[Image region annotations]
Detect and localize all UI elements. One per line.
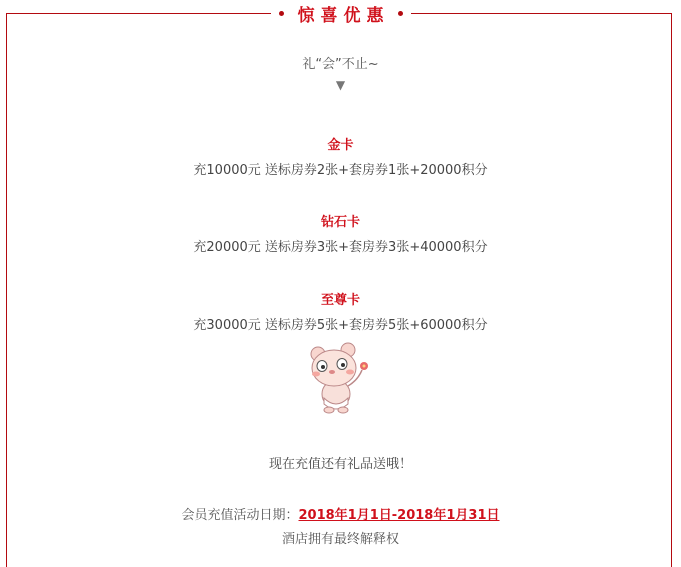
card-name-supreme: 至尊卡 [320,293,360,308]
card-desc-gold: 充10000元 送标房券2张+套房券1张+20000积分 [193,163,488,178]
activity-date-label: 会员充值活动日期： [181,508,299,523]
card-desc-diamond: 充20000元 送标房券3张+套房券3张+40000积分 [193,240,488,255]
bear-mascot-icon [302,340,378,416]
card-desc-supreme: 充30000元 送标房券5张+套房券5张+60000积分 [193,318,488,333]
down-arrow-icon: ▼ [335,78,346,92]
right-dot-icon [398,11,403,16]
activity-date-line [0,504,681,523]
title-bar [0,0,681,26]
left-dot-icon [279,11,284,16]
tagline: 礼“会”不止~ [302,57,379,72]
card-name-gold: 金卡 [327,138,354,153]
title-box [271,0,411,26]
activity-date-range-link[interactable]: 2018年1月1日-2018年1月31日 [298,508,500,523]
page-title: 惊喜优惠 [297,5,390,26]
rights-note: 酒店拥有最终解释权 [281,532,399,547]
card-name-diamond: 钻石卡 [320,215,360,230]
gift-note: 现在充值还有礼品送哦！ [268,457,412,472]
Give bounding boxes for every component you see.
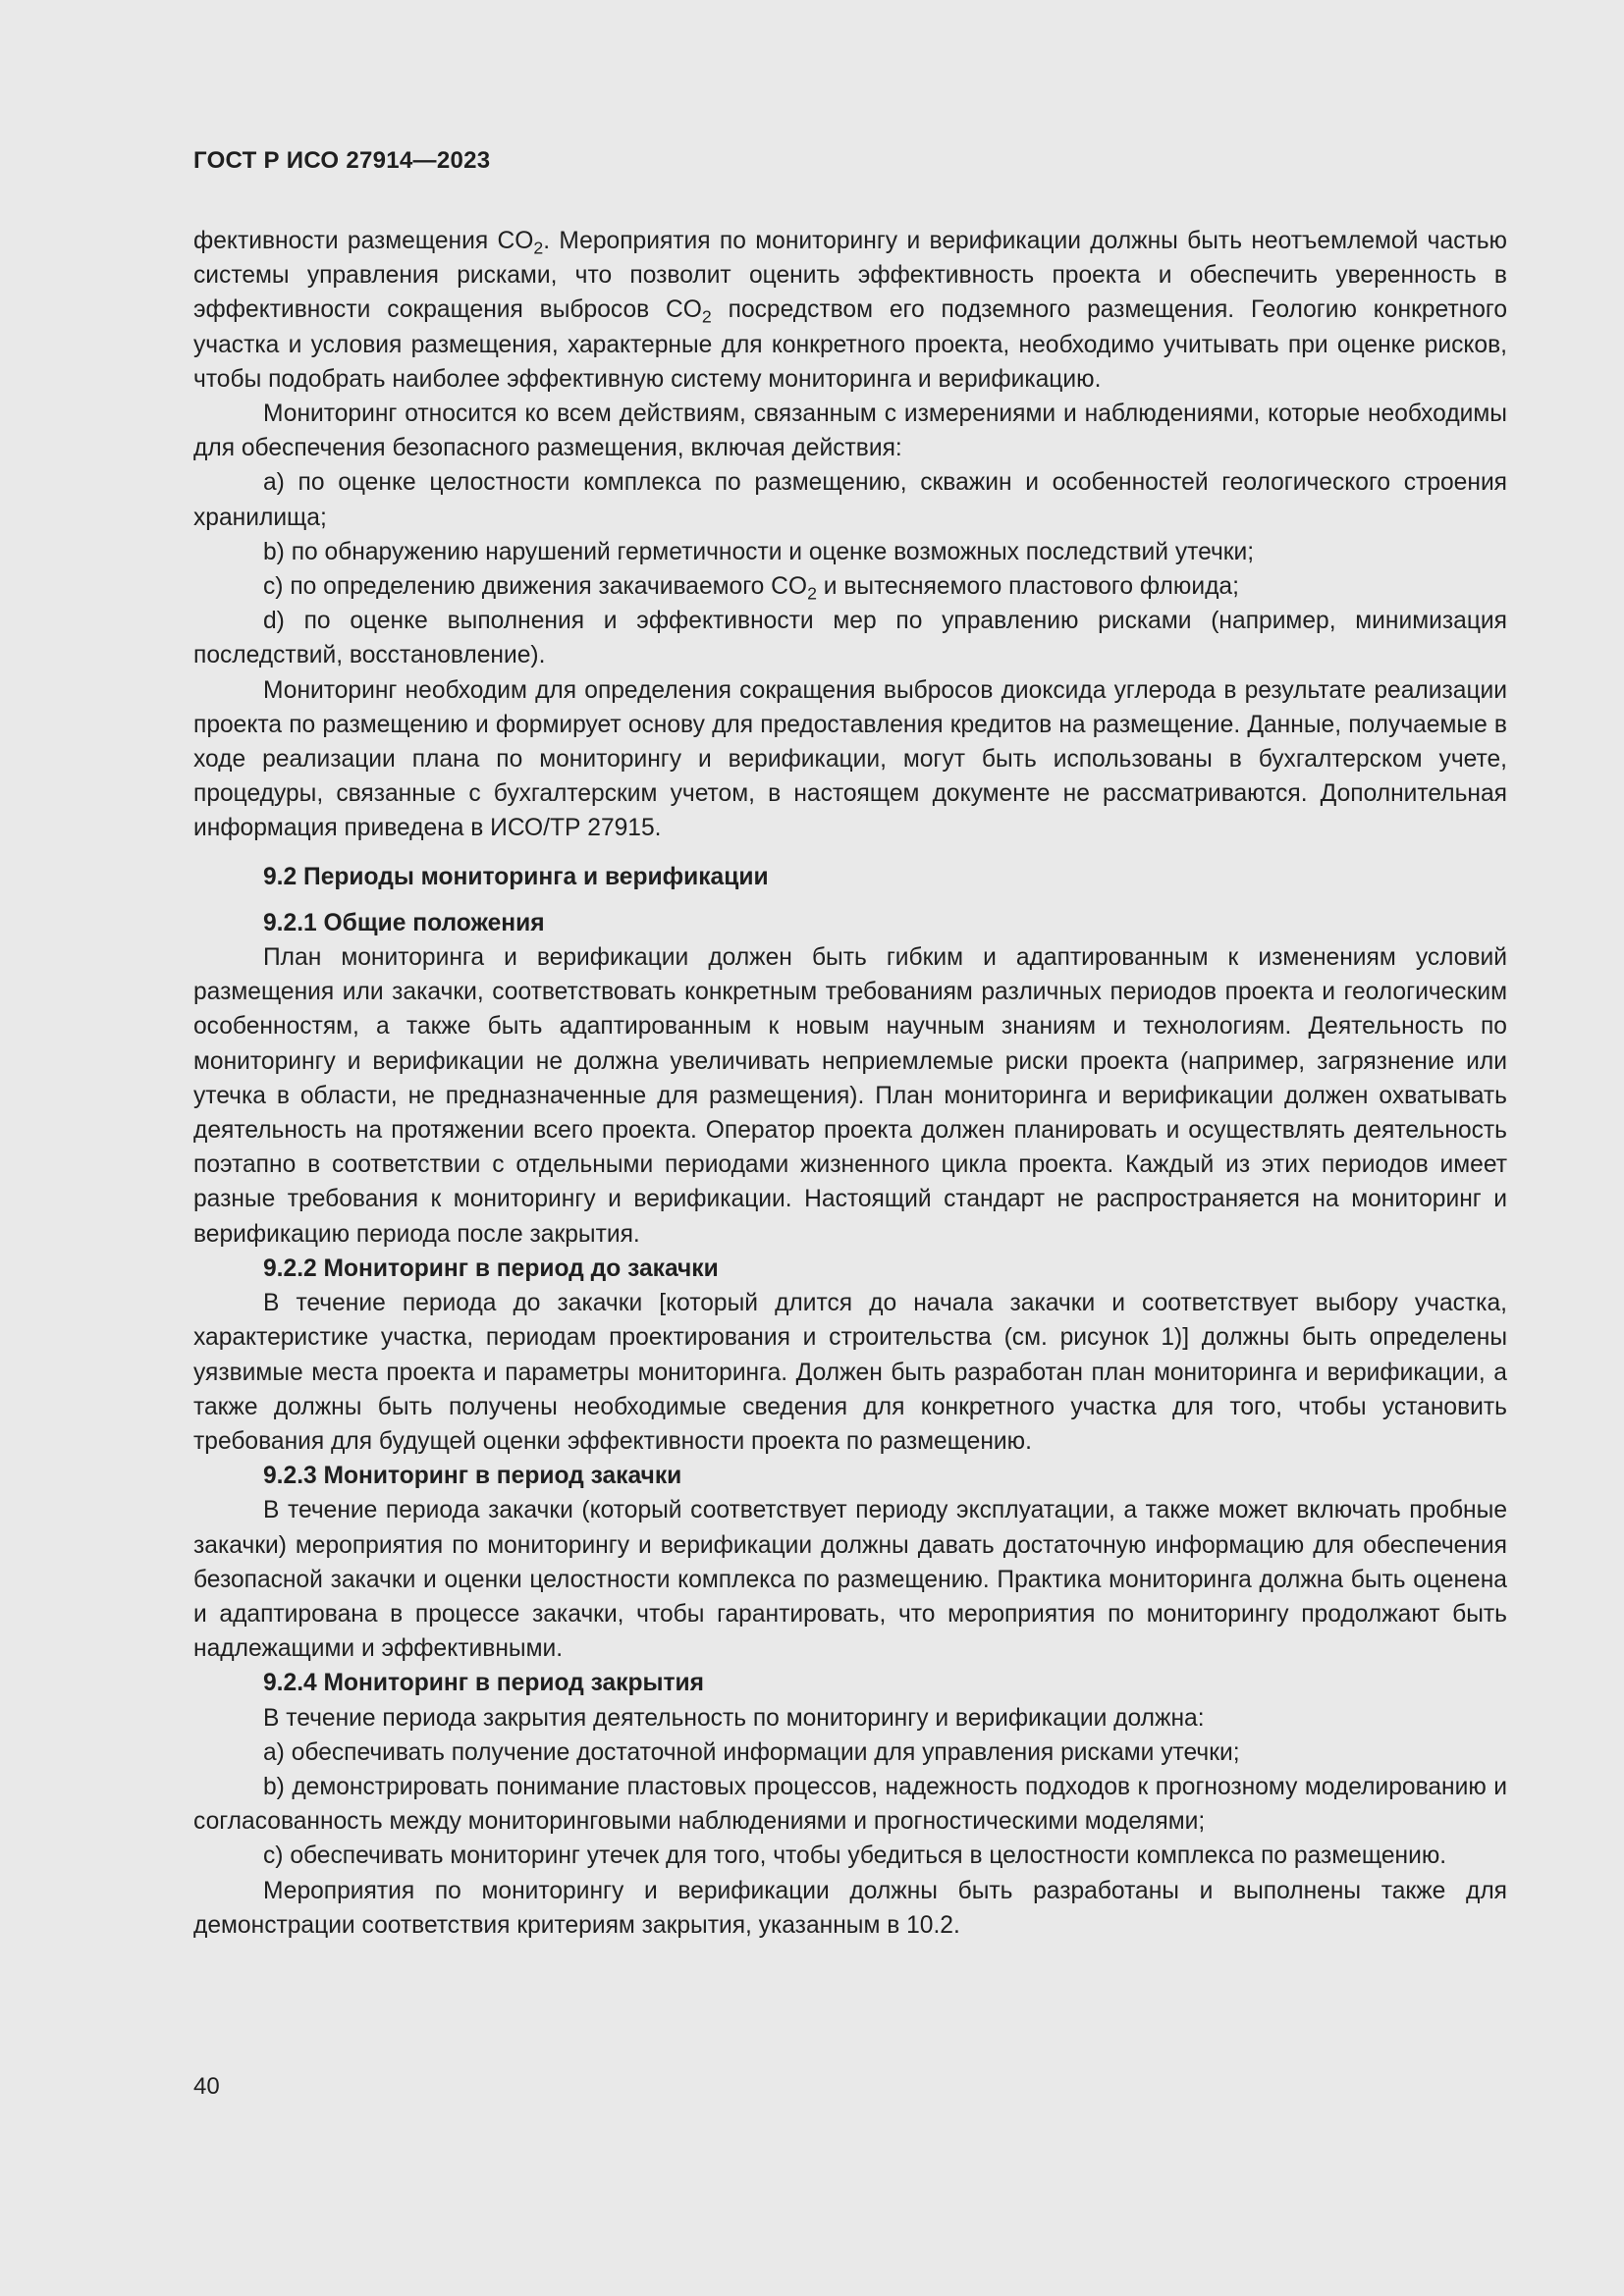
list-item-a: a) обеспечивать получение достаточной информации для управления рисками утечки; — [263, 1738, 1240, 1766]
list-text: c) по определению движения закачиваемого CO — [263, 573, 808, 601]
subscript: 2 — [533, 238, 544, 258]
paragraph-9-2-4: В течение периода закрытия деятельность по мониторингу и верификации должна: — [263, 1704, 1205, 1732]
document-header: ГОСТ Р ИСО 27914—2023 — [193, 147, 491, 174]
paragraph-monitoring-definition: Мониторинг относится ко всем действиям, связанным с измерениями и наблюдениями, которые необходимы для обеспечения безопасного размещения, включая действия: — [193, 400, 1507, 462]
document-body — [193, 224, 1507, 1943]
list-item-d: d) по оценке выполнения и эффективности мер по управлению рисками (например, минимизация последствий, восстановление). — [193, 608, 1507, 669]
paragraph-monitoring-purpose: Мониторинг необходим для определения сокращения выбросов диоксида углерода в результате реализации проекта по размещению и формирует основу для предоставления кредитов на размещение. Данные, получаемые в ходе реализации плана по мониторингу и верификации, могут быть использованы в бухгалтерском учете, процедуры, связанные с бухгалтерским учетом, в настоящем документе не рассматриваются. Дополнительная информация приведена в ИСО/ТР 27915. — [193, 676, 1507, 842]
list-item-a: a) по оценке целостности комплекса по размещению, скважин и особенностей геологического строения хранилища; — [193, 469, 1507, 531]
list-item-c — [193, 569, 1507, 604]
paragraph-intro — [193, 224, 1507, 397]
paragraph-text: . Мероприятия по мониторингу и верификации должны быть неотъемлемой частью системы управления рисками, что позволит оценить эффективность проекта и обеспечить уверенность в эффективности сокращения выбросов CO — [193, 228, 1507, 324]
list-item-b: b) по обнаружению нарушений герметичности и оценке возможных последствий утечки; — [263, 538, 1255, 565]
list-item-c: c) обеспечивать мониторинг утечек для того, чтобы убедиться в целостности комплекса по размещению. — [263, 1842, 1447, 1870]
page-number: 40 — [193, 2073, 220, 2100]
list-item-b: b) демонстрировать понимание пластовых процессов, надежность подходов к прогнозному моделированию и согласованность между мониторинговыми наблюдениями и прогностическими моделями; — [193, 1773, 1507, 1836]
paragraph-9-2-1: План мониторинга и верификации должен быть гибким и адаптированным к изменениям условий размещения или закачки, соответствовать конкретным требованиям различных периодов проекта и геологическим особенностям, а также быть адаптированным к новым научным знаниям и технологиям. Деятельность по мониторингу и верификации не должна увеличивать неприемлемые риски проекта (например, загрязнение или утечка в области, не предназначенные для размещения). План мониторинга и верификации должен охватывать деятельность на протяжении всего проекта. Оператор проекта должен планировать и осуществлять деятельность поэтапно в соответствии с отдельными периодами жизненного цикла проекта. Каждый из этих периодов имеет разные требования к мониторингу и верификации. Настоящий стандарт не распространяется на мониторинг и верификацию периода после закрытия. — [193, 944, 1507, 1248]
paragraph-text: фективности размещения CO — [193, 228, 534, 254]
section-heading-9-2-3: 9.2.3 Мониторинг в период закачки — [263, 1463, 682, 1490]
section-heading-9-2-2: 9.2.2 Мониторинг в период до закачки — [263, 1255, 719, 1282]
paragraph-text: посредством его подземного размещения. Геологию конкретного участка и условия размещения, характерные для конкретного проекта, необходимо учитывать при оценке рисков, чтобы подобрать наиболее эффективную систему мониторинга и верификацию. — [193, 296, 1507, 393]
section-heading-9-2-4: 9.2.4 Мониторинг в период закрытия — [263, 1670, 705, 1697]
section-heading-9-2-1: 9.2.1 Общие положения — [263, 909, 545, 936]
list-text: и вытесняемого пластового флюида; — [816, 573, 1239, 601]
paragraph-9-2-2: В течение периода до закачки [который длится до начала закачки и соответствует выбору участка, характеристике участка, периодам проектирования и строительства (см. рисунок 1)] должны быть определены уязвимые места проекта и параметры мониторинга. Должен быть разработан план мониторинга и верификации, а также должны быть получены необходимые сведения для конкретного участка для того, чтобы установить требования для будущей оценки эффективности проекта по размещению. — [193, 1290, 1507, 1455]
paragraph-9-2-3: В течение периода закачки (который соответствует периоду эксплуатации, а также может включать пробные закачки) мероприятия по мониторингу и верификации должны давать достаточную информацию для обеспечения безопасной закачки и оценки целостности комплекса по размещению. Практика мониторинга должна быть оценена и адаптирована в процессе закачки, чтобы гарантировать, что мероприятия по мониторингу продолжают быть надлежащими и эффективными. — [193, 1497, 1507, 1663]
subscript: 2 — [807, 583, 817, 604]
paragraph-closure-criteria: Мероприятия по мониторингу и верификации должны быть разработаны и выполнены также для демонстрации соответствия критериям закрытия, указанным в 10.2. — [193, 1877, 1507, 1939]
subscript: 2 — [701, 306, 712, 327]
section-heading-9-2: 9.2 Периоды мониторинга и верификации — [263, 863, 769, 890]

_What is being asked_.
Copy out the lines word for word, starting at the line that contains "card-name-supreme: 至尊卡 [320,293,360,308]" and ending at the line that contains "Give bounding boxes".

_Result_.
card-name-supreme: 至尊卡 [320,293,360,308]
card-desc-gold: 充10000元 送标房券2张+套房券1张+20000积分 [193,163,488,178]
activity-date-label: 会员充值活动日期： [181,508,299,523]
card-desc-diamond: 充20000元 送标房券3张+套房券3张+40000积分 [193,240,488,255]
bear-mascot-icon [302,340,378,416]
card-desc-supreme: 充30000元 送标房券5张+套房券5张+60000积分 [193,318,488,333]
down-arrow-icon: ▼ [335,78,346,92]
right-dot-icon [398,11,403,16]
activity-date-line [0,504,681,523]
title-bar [0,0,681,26]
left-dot-icon [279,11,284,16]
tagline: 礼“会”不止~ [302,57,379,72]
card-name-gold: 金卡 [327,138,354,153]
title-box [271,0,411,26]
activity-date-range-link[interactable]: 2018年1月1日-2018年1月31日 [298,508,500,523]
page-title: 惊喜优惠 [297,5,390,26]
rights-note: 酒店拥有最终解释权 [281,532,399,547]
card-name-diamond: 钻石卡 [320,215,360,230]
gift-note: 现在充值还有礼品送哦！ [268,457,412,472]
Give bounding boxes for every component you see.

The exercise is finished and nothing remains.